Element location data:
========================

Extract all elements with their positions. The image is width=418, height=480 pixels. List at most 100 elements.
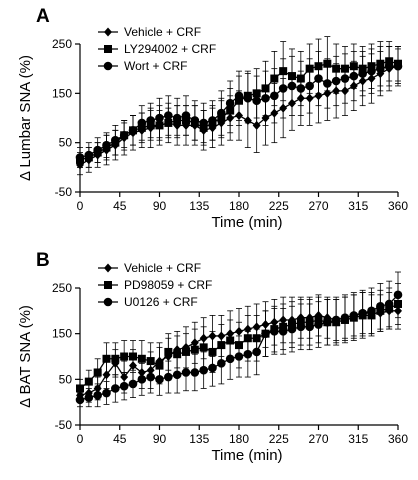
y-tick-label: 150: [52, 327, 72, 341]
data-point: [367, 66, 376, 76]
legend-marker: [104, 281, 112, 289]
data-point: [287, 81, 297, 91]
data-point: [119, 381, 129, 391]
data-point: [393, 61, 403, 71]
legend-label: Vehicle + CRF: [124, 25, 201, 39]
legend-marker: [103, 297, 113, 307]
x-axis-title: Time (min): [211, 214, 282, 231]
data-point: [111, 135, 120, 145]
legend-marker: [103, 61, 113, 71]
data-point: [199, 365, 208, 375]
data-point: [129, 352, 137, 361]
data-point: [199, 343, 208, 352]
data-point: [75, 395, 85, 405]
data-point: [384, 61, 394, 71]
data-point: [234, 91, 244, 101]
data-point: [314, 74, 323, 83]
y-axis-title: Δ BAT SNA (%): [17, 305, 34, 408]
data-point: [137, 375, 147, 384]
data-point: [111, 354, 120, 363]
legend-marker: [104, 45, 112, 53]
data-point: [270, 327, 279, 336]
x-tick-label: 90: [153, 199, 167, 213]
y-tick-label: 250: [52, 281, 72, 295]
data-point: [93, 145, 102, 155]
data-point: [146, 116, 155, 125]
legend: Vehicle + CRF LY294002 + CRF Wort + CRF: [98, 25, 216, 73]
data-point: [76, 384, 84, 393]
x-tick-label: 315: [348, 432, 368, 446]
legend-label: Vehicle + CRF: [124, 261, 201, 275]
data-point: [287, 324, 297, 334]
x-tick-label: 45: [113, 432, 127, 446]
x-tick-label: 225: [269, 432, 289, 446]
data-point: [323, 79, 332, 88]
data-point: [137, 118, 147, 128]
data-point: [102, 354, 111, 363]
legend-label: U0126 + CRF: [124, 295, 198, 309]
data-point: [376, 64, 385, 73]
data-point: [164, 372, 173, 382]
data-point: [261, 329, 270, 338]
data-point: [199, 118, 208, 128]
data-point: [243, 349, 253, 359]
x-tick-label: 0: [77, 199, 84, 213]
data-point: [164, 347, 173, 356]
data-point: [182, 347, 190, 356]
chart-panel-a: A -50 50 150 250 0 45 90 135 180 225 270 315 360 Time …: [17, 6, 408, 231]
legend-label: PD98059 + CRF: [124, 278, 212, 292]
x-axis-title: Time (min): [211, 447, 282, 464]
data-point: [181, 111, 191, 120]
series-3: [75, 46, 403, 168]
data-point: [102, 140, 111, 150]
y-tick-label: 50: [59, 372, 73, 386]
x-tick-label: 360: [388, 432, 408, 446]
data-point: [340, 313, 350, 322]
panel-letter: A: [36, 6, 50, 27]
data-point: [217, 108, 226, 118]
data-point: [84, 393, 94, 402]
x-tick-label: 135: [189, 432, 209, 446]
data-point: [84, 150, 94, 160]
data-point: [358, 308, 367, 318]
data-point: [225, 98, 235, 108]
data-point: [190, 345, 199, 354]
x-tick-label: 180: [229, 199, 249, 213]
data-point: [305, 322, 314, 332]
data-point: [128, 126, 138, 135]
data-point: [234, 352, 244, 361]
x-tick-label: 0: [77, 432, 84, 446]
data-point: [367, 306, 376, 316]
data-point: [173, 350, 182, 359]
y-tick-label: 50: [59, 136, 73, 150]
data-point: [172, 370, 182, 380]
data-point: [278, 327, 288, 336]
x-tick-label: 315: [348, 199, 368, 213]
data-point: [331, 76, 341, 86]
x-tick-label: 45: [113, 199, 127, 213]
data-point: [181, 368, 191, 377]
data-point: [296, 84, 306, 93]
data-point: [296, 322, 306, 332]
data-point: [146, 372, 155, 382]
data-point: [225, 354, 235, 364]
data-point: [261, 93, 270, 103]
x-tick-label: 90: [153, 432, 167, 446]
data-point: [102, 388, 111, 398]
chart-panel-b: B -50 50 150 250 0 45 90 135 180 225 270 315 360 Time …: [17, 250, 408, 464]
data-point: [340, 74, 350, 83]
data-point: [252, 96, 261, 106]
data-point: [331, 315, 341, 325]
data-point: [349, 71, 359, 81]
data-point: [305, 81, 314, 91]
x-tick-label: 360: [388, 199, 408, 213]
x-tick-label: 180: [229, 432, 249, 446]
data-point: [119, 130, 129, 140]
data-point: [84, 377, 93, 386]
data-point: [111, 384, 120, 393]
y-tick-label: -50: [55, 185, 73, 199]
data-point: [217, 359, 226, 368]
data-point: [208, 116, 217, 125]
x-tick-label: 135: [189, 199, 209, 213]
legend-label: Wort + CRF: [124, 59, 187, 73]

========================

PROBLEM DETAILS: Reproduce all of the data above line for line, leaving out the pictures.

OUTPUT FOR THIS TASK:
Extract all elements with their positions. The image is width=418, height=480 pixels. List at most 100 elements.
y-tick-label: 150: [52, 327, 72, 341]
data-point: [367, 66, 376, 76]
legend-marker: [104, 281, 112, 289]
data-point: [287, 81, 297, 91]
data-point: [119, 381, 129, 391]
data-point: [393, 61, 403, 71]
legend-label: Vehicle + CRF: [124, 25, 201, 39]
legend-marker: [103, 297, 113, 307]
x-axis-title: Time (min): [211, 214, 282, 231]
data-point: [111, 135, 120, 145]
legend-marker: [103, 61, 113, 71]
data-point: [199, 365, 208, 375]
data-point: [129, 352, 137, 361]
data-point: [199, 343, 208, 352]
data-point: [75, 395, 85, 405]
data-point: [384, 61, 394, 71]
data-point: [234, 91, 244, 101]
data-point: [314, 74, 323, 83]
y-axis-title: Δ BAT SNA (%): [17, 305, 34, 408]
data-point: [137, 375, 147, 384]
data-point: [111, 354, 120, 363]
legend-marker: [104, 45, 112, 53]
data-point: [270, 327, 279, 336]
x-tick-label: 90: [153, 199, 167, 213]
y-tick-label: 250: [52, 281, 72, 295]
data-point: [93, 145, 102, 155]
data-point: [146, 116, 155, 125]
legend: Vehicle + CRF LY294002 + CRF Wort + CRF: [98, 25, 216, 73]
data-point: [76, 384, 84, 393]
x-tick-label: 315: [348, 432, 368, 446]
legend-label: Vehicle + CRF: [124, 261, 201, 275]
data-point: [287, 324, 297, 334]
x-tick-label: 45: [113, 432, 127, 446]
x-tick-label: 225: [269, 432, 289, 446]
data-point: [323, 79, 332, 88]
data-point: [137, 118, 147, 128]
data-point: [102, 354, 111, 363]
legend-label: U0126 + CRF: [124, 295, 198, 309]
data-point: [376, 64, 385, 73]
data-point: [164, 372, 173, 382]
data-point: [261, 329, 270, 338]
data-point: [199, 118, 208, 128]
data-point: [243, 349, 253, 359]
x-tick-label: 0: [77, 199, 84, 213]
data-point: [164, 347, 173, 356]
data-point: [182, 347, 190, 356]
chart-panel-a: A -50 50 150 250 0 45 90 135 180 225 270 315 360 Time …: [17, 6, 408, 231]
legend-label: PD98059 + CRF: [124, 278, 212, 292]
x-axis-title: Time (min): [211, 447, 282, 464]
data-point: [181, 111, 191, 120]
series-3: [75, 46, 403, 168]
data-point: [102, 140, 111, 150]
y-tick-label: 50: [59, 372, 73, 386]
x-tick-label: 360: [388, 432, 408, 446]
data-point: [340, 313, 350, 322]
panel-letter: A: [36, 6, 50, 27]
data-point: [217, 108, 226, 118]
data-point: [84, 393, 94, 402]
x-tick-label: 135: [189, 432, 209, 446]
data-point: [84, 150, 94, 160]
data-point: [358, 308, 367, 318]
data-point: [225, 98, 235, 108]
data-point: [190, 345, 199, 354]
x-tick-label: 180: [229, 199, 249, 213]
data-point: [305, 322, 314, 332]
data-point: [128, 126, 138, 135]
data-point: [234, 352, 244, 361]
x-tick-label: 0: [77, 432, 84, 446]
data-point: [367, 306, 376, 316]
data-point: [173, 350, 182, 359]
y-tick-label: 50: [59, 136, 73, 150]
data-point: [172, 370, 182, 380]
data-point: [278, 327, 288, 336]
x-tick-label: 315: [348, 199, 368, 213]
data-point: [331, 76, 341, 86]
x-tick-label: 45: [113, 199, 127, 213]
data-point: [181, 368, 191, 377]
data-point: [296, 84, 306, 93]
data-point: [296, 322, 306, 332]
data-point: [146, 372, 155, 382]
data-point: [225, 354, 235, 364]
data-point: [261, 93, 270, 103]
x-tick-label: 90: [153, 432, 167, 446]
data-point: [102, 388, 111, 398]
chart-panel-b: B -50 50 150 250 0 45 90 135 180 225 270 315 360 Time …: [17, 250, 408, 464]
data-point: [340, 74, 350, 83]
data-point: [252, 96, 261, 106]
data-point: [331, 315, 341, 325]
data-point: [349, 71, 359, 81]
data-point: [305, 81, 314, 91]
x-tick-label: 360: [388, 199, 408, 213]
x-tick-label: 180: [229, 432, 249, 446]
data-point: [119, 130, 129, 140]
data-point: [84, 377, 93, 386]
data-point: [111, 384, 120, 393]
y-tick-label: -50: [55, 185, 73, 199]
data-point: [217, 359, 226, 368]
data-point: [208, 116, 217, 125]
x-tick-label: 135: [189, 199, 209, 213]
legend-label: Wort + CRF: [124, 59, 187, 73]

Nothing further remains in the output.